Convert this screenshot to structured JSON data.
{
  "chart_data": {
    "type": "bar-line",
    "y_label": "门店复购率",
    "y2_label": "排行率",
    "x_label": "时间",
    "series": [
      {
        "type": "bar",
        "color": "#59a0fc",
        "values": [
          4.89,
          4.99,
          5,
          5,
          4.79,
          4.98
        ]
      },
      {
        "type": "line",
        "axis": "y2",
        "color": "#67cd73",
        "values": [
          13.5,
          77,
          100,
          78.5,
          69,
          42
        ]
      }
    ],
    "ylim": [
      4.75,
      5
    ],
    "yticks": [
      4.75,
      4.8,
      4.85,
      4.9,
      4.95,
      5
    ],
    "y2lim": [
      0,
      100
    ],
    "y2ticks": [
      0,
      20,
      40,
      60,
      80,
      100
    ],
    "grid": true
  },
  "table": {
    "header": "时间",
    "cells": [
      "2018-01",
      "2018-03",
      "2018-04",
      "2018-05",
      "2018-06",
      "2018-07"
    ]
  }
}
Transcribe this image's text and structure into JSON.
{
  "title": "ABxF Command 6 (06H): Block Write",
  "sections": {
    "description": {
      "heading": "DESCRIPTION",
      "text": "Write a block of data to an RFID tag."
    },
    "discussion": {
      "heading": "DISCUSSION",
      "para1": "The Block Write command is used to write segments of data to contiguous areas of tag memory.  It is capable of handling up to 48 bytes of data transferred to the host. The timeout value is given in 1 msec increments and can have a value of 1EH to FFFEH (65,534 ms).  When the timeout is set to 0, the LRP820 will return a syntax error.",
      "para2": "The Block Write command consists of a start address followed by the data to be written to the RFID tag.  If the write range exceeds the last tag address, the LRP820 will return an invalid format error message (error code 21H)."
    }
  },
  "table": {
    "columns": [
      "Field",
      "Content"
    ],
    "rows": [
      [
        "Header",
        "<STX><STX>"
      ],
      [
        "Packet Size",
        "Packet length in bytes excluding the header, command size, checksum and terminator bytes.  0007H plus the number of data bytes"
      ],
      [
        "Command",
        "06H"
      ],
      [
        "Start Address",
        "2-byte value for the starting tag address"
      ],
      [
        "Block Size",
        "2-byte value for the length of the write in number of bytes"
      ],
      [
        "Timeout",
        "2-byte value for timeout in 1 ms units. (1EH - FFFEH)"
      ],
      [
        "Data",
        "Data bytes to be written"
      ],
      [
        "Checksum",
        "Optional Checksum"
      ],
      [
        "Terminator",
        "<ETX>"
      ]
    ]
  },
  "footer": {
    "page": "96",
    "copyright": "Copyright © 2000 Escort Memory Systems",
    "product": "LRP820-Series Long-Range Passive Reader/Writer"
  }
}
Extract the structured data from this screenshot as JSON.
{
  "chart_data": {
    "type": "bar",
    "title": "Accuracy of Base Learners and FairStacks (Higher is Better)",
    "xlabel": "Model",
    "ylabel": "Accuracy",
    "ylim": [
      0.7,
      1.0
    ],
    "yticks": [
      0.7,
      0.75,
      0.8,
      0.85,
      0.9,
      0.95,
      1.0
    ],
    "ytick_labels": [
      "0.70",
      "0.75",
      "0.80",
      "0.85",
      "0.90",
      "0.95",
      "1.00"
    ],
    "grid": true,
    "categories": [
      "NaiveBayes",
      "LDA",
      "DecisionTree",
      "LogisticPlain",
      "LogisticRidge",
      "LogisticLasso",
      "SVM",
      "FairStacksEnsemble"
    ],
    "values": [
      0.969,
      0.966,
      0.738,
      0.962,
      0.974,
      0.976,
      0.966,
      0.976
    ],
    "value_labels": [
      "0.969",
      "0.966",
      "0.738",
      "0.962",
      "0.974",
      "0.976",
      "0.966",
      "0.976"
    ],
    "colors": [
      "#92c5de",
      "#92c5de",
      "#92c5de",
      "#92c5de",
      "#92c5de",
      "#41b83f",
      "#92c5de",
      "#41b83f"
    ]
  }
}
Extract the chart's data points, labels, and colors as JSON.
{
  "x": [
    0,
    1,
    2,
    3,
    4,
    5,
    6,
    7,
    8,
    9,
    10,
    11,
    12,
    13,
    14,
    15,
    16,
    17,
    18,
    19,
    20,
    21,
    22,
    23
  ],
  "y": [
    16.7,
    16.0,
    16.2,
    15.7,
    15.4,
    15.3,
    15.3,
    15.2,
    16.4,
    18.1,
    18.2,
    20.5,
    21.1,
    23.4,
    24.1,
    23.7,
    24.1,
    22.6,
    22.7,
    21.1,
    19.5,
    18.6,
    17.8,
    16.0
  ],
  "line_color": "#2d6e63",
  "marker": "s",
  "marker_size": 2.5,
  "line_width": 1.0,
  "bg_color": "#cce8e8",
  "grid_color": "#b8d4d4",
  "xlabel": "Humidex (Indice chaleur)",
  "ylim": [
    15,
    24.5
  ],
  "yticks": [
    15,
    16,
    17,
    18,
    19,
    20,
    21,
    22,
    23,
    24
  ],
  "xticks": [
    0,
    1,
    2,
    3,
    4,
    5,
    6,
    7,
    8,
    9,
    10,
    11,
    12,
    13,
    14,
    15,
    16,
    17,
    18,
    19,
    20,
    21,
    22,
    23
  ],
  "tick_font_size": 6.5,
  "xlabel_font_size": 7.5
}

———

● Given task
Above are entries; state the number of lines among them that contain "error", and nothing else.

● Task solution
2